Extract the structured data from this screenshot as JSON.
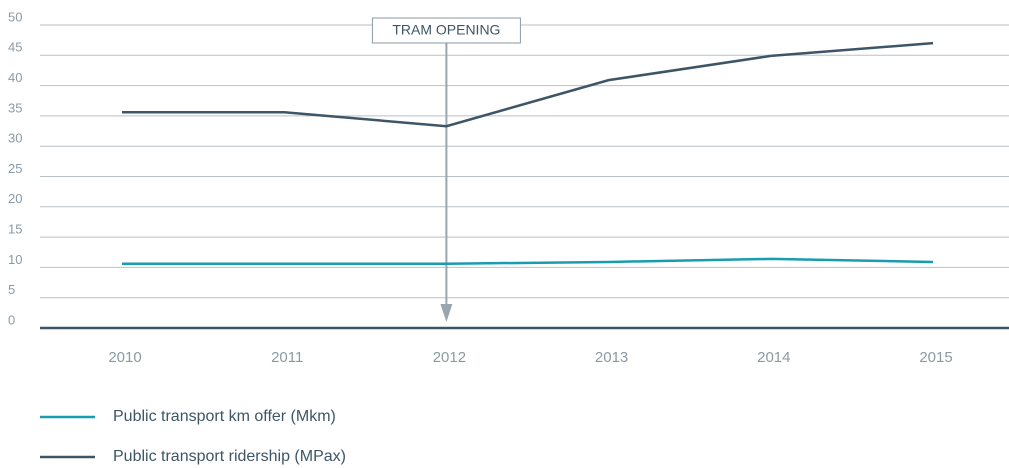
{
  "chart_data": {
    "type": "line",
    "categories": [
      "2010",
      "2011",
      "2012",
      "2013",
      "2014",
      "2015"
    ],
    "series": [
      {
        "name": "Public transport km offer (Mkm)",
        "color": "#1a9cb0",
        "values": [
          10.6,
          10.6,
          10.6,
          10.9,
          11.4,
          10.9
        ]
      },
      {
        "name": "Public transport ridership (MPax)",
        "color": "#3d5566",
        "values": [
          35.6,
          35.6,
          33.3,
          40.9,
          44.9,
          47.0
        ]
      }
    ],
    "ylim": [
      0,
      50
    ],
    "yticks": [
      0,
      5,
      10,
      15,
      20,
      25,
      30,
      35,
      40,
      45,
      50
    ],
    "grid": true,
    "annotations": [
      {
        "text": "TRAM OPENING",
        "category": "2012"
      }
    ]
  }
}
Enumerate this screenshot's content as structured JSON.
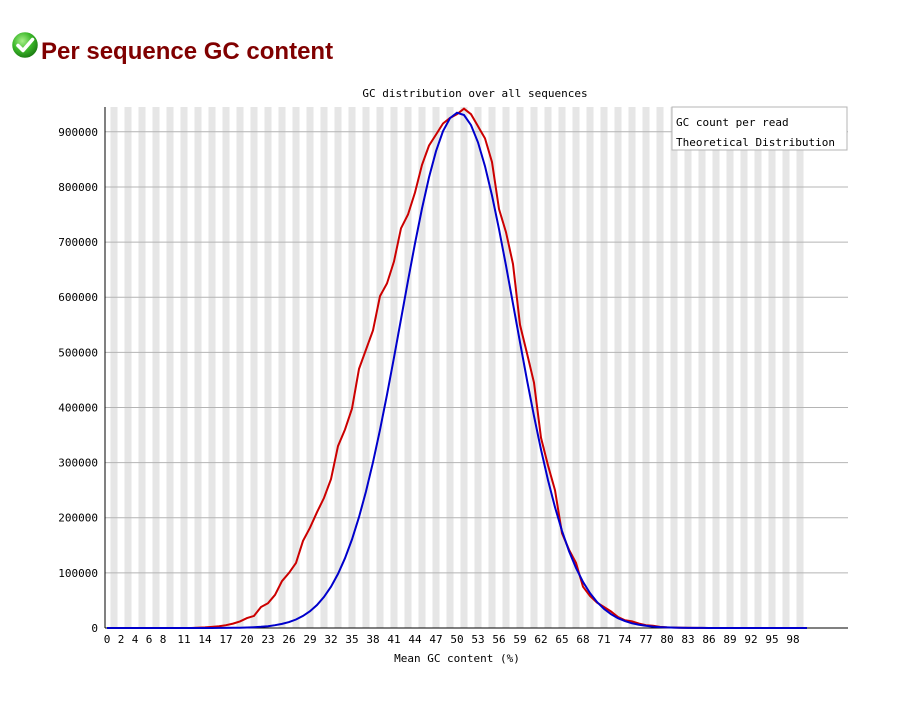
{
  "header": {
    "icon": "pass-check-icon",
    "title": "Per sequence GC content",
    "status_color": "#2fa51c",
    "title_color": "#800000"
  },
  "chart_data": {
    "type": "line",
    "title": "GC distribution over all sequences",
    "xlabel": "Mean GC content (%)",
    "ylabel": "",
    "xlim": [
      0,
      100
    ],
    "ylim": [
      0,
      945000
    ],
    "yticks": [
      0,
      100000,
      200000,
      300000,
      400000,
      500000,
      600000,
      700000,
      800000,
      900000
    ],
    "xtick_labels": [
      "0",
      "2",
      "4",
      "6",
      "8",
      "11",
      "14",
      "17",
      "20",
      "23",
      "26",
      "29",
      "32",
      "35",
      "38",
      "41",
      "44",
      "47",
      "50",
      "53",
      "56",
      "59",
      "62",
      "65",
      "68",
      "71",
      "74",
      "77",
      "80",
      "83",
      "86",
      "89",
      "92",
      "95",
      "98"
    ],
    "grid": true,
    "legend": "top-right",
    "series": [
      {
        "name": "GC count per read",
        "color": "#cc0000",
        "x": [
          0,
          12,
          14,
          15,
          16,
          17,
          18,
          19,
          20,
          21,
          22,
          23,
          24,
          25,
          26,
          27,
          28,
          29,
          30,
          31,
          32,
          33,
          34,
          35,
          36,
          37,
          38,
          39,
          40,
          41,
          42,
          43,
          44,
          45,
          46,
          47,
          48,
          49,
          50,
          51,
          52,
          53,
          54,
          55,
          56,
          57,
          58,
          59,
          60,
          61,
          62,
          63,
          64,
          65,
          66,
          67,
          68,
          69,
          70,
          71,
          72,
          73,
          74,
          75,
          76,
          77,
          78,
          79,
          80,
          82,
          84,
          86,
          100
        ],
        "y": [
          0,
          0,
          1000,
          2000,
          3000,
          5000,
          8000,
          12000,
          18000,
          22000,
          38000,
          45000,
          60000,
          85000,
          100000,
          118000,
          158000,
          182000,
          210000,
          236000,
          270000,
          330000,
          360000,
          398000,
          470000,
          505000,
          540000,
          602000,
          625000,
          665000,
          725000,
          750000,
          790000,
          840000,
          875000,
          895000,
          915000,
          925000,
          932000,
          942000,
          932000,
          910000,
          888000,
          845000,
          760000,
          718000,
          660000,
          550000,
          498000,
          445000,
          345000,
          295000,
          250000,
          172000,
          142000,
          118000,
          75000,
          58000,
          46000,
          38000,
          30000,
          20000,
          14000,
          12000,
          8000,
          5000,
          4000,
          2000,
          1000,
          500,
          200,
          0,
          0
        ]
      },
      {
        "name": "Theoretical Distribution",
        "color": "#0000cc",
        "mean": 50.2,
        "sd": 8.1,
        "peak": 935000
      }
    ]
  }
}
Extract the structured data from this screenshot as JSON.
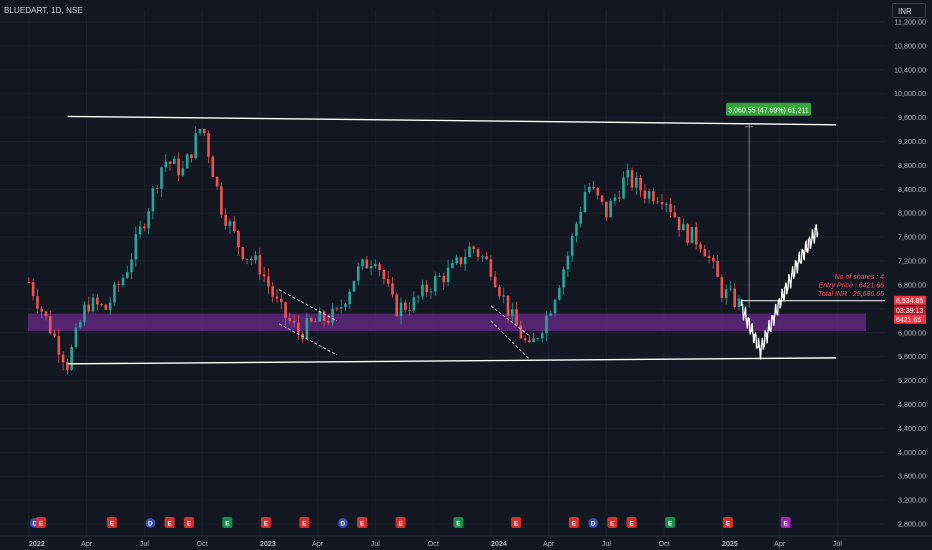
{
  "header": {
    "symbol_label": "BLUEDART, 1D, NSE",
    "currency": "INR"
  },
  "colors": {
    "background": "#131722",
    "grid": "#1c202b",
    "bull": "#26a69a",
    "bear": "#ef5350",
    "zone": "#6a2a8a",
    "line": "#ffffff",
    "measure_bg": "#36a33a",
    "price_tag": "#f23645",
    "info_text": "#f7525f"
  },
  "chart_data": {
    "type": "candlestick",
    "x_axis": {
      "tick_labels": [
        "2022",
        "Apr",
        "Jul",
        "Oct",
        "2023",
        "Apr",
        "Jul",
        "Oct",
        "2024",
        "Apr",
        "Jul",
        "Oct",
        "2025",
        "Apr",
        "Jul"
      ],
      "bold_labels": [
        "2022",
        "2023",
        "2024",
        "2025"
      ]
    },
    "y_axis": {
      "ticks": [
        "11,200.00",
        "10,800.00",
        "10,400.00",
        "10,000.00",
        "9,600.00",
        "9,200.00",
        "8,800.00",
        "8,400.00",
        "8,000.00",
        "7,600.00",
        "7,200.00",
        "6,800.00",
        "6,400.00",
        "6,000.00",
        "5,600.00",
        "5,200.00",
        "4,800.00",
        "4,400.00",
        "4,000.00",
        "3,600.00",
        "3,200.00",
        "2,800.00"
      ],
      "range": [
        2600,
        11400
      ]
    },
    "price_path": [
      [
        "2022-01",
        6850
      ],
      [
        "2022-02",
        6150
      ],
      [
        "2022-03",
        5480
      ],
      [
        "2022-04",
        6500
      ],
      [
        "2022-05",
        6400
      ],
      [
        "2022-06",
        7000
      ],
      [
        "2022-07",
        7900
      ],
      [
        "2022-08",
        8900
      ],
      [
        "2022-09",
        8700
      ],
      [
        "2022-10",
        9500
      ],
      [
        "2022-11",
        8100
      ],
      [
        "2022-12",
        7400
      ],
      [
        "2023-01",
        7100
      ],
      [
        "2023-02",
        6400
      ],
      [
        "2023-03",
        6000
      ],
      [
        "2023-04",
        6200
      ],
      [
        "2023-05",
        6300
      ],
      [
        "2023-06",
        7000
      ],
      [
        "2023-07",
        7300
      ],
      [
        "2023-08",
        6400
      ],
      [
        "2023-09",
        6500
      ],
      [
        "2023-10",
        6850
      ],
      [
        "2023-11",
        7050
      ],
      [
        "2023-12",
        7450
      ],
      [
        "2024-01",
        7100
      ],
      [
        "2024-02",
        6300
      ],
      [
        "2024-03",
        5700
      ],
      [
        "2024-04",
        6350
      ],
      [
        "2024-05",
        7300
      ],
      [
        "2024-06",
        8500
      ],
      [
        "2024-07",
        8000
      ],
      [
        "2024-08",
        8600
      ],
      [
        "2024-09",
        8350
      ],
      [
        "2024-10",
        8300
      ],
      [
        "2024-11",
        7700
      ],
      [
        "2024-12",
        7500
      ],
      [
        "2025-01",
        6700
      ],
      [
        "2025-02",
        6450
      ]
    ],
    "projection_path": [
      [
        "2025-02",
        6450
      ],
      [
        "2025-03",
        5700
      ],
      [
        "2025-04",
        6500
      ],
      [
        "2025-05",
        7200
      ],
      [
        "2025-06",
        7750
      ]
    ],
    "support_zone": [
      6030,
      6320
    ],
    "upper_trendline": [
      [
        "2021-12",
        9620
      ],
      [
        "2025-06",
        9480
      ]
    ],
    "lower_trendline": [
      [
        "2021-12",
        5480
      ],
      [
        "2025-06",
        5580
      ]
    ],
    "annotations": {
      "measure_label": "3,060.55 (47.69%) 61,211",
      "position_info": [
        "No of shares : 4",
        "Entry Price : 6421.66",
        "Total INR : 25,686.65"
      ],
      "price_tags": [
        {
          "label": "6,534.85",
          "value": 6534.85
        },
        {
          "label": "03:39:13",
          "value": 6380
        },
        {
          "label": "6421.65",
          "value": 6421.65
        }
      ]
    },
    "event_markers": [
      [
        "2022-01",
        "D"
      ],
      [
        "2022-01",
        "E"
      ],
      [
        "2022-05",
        "E"
      ],
      [
        "2022-07",
        "D"
      ],
      [
        "2022-08",
        "E"
      ],
      [
        "2022-09",
        "E"
      ],
      [
        "2022-11",
        "E"
      ],
      [
        "2023-01",
        "E"
      ],
      [
        "2023-03",
        "E"
      ],
      [
        "2023-05",
        "D"
      ],
      [
        "2023-06",
        "E"
      ],
      [
        "2023-08",
        "E"
      ],
      [
        "2023-11",
        "E"
      ],
      [
        "2024-02",
        "E"
      ],
      [
        "2024-05",
        "E"
      ],
      [
        "2024-06",
        "D"
      ],
      [
        "2024-07",
        "E"
      ],
      [
        "2024-08",
        "E"
      ],
      [
        "2024-10",
        "E"
      ],
      [
        "2025-01",
        "E"
      ],
      [
        "2025-04",
        "E"
      ]
    ],
    "grid": true,
    "legend": "none"
  }
}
··········
_TASK DESCRIPTION_:
Work out how many lines above have the string "name" in them, and give only the number.

_TASK SOLUTION_:
4